From the listing below, extract each line containing the string "Engineers".

**ENTRIES SUPPLIED:**
════════════════

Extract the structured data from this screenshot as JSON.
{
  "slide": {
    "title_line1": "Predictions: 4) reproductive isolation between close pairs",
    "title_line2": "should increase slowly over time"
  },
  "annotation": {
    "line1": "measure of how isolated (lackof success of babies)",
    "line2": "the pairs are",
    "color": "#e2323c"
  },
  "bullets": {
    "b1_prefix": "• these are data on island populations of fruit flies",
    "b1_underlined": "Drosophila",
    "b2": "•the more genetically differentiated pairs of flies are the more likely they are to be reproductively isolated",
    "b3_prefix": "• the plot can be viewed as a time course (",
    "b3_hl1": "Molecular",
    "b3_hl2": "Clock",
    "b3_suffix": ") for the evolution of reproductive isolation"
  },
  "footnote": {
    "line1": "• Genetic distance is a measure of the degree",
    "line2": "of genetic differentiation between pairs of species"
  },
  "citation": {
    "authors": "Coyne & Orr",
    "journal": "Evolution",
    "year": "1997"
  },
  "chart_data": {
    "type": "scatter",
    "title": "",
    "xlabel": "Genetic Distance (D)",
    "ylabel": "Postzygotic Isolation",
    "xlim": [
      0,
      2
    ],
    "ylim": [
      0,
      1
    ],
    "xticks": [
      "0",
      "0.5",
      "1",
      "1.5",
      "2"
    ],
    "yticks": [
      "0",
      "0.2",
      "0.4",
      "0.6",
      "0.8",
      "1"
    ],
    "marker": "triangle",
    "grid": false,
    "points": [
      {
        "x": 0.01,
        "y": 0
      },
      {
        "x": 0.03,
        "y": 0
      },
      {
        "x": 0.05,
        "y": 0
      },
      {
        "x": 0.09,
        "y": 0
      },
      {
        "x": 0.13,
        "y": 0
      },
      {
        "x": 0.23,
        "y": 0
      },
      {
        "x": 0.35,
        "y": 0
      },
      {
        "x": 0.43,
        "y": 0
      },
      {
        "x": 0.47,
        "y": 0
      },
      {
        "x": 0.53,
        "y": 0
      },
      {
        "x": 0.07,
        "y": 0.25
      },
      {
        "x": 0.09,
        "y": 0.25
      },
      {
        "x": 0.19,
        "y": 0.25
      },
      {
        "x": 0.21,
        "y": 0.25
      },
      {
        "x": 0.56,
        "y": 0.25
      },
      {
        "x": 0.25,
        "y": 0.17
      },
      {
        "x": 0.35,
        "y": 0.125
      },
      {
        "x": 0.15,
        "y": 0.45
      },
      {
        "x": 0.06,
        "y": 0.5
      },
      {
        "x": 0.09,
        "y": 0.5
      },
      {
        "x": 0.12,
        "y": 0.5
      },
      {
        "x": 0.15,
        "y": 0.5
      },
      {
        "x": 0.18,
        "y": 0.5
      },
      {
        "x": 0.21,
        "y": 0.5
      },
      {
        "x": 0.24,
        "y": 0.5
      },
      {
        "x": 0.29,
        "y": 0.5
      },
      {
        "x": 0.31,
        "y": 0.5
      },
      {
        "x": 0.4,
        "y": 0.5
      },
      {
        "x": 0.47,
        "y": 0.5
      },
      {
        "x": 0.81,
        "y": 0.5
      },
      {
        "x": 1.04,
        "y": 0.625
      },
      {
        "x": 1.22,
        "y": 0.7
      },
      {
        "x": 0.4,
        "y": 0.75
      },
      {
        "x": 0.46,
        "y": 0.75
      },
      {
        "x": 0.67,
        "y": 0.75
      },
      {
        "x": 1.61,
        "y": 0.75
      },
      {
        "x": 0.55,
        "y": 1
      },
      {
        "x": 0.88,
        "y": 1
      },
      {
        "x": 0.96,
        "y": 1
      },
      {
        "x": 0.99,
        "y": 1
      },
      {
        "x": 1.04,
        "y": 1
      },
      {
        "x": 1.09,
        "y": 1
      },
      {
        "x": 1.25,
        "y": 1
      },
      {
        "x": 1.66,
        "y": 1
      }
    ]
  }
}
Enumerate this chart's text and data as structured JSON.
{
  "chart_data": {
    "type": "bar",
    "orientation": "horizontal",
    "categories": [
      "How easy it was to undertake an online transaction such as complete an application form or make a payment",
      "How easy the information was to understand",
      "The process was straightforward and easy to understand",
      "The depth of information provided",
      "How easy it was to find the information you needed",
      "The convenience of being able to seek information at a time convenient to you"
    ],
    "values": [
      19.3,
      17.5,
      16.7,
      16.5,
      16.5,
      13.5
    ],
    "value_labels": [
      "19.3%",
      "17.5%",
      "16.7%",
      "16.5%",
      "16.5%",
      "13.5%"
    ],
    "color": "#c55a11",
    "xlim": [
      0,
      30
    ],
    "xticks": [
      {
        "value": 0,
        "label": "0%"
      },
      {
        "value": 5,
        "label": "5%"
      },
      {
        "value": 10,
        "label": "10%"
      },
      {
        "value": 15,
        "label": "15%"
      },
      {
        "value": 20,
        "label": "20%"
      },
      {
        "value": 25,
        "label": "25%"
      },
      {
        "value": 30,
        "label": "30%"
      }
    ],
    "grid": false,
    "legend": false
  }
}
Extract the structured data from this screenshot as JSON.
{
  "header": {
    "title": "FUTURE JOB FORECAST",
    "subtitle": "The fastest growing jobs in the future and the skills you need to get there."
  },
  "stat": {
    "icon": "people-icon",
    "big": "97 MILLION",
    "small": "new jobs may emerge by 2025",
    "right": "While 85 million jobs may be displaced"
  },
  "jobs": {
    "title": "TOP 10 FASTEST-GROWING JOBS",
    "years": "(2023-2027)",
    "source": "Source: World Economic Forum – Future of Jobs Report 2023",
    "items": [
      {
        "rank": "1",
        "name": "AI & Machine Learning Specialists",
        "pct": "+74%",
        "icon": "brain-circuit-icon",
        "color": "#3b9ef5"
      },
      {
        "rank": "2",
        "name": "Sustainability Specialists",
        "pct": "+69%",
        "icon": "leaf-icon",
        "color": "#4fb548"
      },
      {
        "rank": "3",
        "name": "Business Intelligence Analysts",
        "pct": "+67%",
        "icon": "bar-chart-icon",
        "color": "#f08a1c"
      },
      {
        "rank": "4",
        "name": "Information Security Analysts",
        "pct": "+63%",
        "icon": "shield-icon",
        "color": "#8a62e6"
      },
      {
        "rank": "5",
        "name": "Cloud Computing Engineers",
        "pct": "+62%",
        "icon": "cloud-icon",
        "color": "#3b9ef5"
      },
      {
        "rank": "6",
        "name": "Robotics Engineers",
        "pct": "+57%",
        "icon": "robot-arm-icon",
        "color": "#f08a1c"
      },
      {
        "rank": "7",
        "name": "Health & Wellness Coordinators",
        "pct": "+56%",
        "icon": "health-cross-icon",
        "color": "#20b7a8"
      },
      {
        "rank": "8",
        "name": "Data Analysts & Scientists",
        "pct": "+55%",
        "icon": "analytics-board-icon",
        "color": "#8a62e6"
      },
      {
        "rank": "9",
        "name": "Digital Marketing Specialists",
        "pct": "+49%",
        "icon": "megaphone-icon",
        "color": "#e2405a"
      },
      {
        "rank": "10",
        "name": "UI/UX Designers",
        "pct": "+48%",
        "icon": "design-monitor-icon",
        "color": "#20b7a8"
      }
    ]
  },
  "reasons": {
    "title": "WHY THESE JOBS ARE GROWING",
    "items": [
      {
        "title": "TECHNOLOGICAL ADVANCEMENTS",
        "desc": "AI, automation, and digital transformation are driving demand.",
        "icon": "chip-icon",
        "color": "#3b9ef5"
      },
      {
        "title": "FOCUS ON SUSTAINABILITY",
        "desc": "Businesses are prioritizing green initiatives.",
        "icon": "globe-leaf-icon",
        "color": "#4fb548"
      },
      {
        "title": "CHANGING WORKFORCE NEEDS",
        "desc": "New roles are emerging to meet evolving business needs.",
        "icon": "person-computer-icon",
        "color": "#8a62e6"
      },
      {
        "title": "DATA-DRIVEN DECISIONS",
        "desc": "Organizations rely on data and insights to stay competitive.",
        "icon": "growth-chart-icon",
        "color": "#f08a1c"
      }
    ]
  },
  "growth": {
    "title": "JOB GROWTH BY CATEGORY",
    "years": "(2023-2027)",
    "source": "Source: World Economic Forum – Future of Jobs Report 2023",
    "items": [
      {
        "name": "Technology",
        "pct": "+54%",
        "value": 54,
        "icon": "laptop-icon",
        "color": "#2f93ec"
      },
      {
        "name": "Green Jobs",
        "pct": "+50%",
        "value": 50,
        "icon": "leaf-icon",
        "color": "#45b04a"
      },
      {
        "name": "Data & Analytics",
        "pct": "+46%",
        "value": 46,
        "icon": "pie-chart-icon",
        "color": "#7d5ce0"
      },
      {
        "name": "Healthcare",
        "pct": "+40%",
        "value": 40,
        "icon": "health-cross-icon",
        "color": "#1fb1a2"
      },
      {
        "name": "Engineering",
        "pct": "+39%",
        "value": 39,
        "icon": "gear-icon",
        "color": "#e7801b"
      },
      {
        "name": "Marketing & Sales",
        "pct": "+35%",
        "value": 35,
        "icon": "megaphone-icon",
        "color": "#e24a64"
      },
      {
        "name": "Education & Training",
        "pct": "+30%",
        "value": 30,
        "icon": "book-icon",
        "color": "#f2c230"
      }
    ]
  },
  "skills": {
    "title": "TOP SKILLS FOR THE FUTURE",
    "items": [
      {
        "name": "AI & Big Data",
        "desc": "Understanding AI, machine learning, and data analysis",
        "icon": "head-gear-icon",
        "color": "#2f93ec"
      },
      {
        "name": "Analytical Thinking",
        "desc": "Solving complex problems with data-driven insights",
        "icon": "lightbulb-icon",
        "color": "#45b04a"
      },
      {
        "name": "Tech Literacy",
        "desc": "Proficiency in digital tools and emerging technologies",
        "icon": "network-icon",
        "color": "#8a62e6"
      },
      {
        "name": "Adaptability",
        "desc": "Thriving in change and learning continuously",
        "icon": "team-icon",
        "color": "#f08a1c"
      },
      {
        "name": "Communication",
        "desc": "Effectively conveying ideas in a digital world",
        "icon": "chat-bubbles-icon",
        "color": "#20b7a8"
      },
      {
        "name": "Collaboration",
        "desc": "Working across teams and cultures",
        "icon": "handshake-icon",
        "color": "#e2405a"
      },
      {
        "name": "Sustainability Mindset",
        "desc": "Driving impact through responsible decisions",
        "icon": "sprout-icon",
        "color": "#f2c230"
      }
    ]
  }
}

════════════════

**FINAL RESULT:**
        "name": "Cloud Computing Engineers",
        "name": "Robotics Engineers",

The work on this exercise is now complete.